:: Dataset items ::
▼

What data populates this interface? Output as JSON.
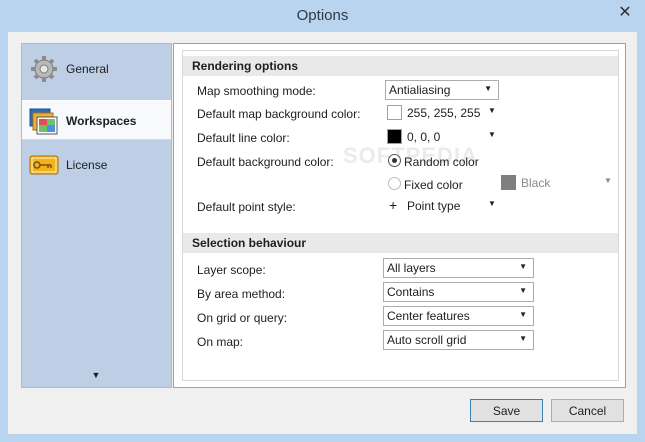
{
  "window": {
    "title": "Options",
    "close_glyph": "✕"
  },
  "sidebar": {
    "items": [
      {
        "label": "General",
        "icon": "gear-icon",
        "active": false
      },
      {
        "label": "Workspaces",
        "icon": "workspaces-icon",
        "active": true
      },
      {
        "label": "License",
        "icon": "license-key-icon",
        "active": false
      }
    ],
    "scroll_glyph": "▼"
  },
  "rendering": {
    "header": "Rendering options",
    "smoothing_label": "Map smoothing mode:",
    "smoothing_value": "Antialiasing",
    "bg_color_label": "Default map background color:",
    "bg_color_value": "255, 255, 255",
    "bg_color_swatch": "#ffffff",
    "line_color_label": "Default line color:",
    "line_color_value": "0, 0, 0",
    "line_color_swatch": "#000000",
    "default_bg_label": "Default background color:",
    "random_color_label": "Random color",
    "random_color_selected": true,
    "fixed_color_label": "Fixed color",
    "fixed_color_selected": false,
    "fixed_color_value": "Black",
    "fixed_color_swatch": "#7f7f7f",
    "point_style_label": "Default point style:",
    "point_style_glyph": "+",
    "point_style_value": "Point type"
  },
  "selection": {
    "header": "Selection behaviour",
    "layer_scope_label": "Layer scope:",
    "layer_scope_value": "All layers",
    "area_method_label": "By area method:",
    "area_method_value": "Contains",
    "grid_query_label": "On grid or query:",
    "grid_query_value": "Center features",
    "on_map_label": "On map:",
    "on_map_value": "Auto scroll grid"
  },
  "buttons": {
    "save": "Save",
    "cancel": "Cancel"
  },
  "watermark": "SOFTPEDIA",
  "dropdown_arrow": "▼"
}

▲

Pull out all lines of the data with the string "Default".

    "bg_color_label": "Default map background color:",
    "line_color_label": "Default line color:",
    "default_bg_label": "Default background color:",
    "point_style_label": "Default point style:",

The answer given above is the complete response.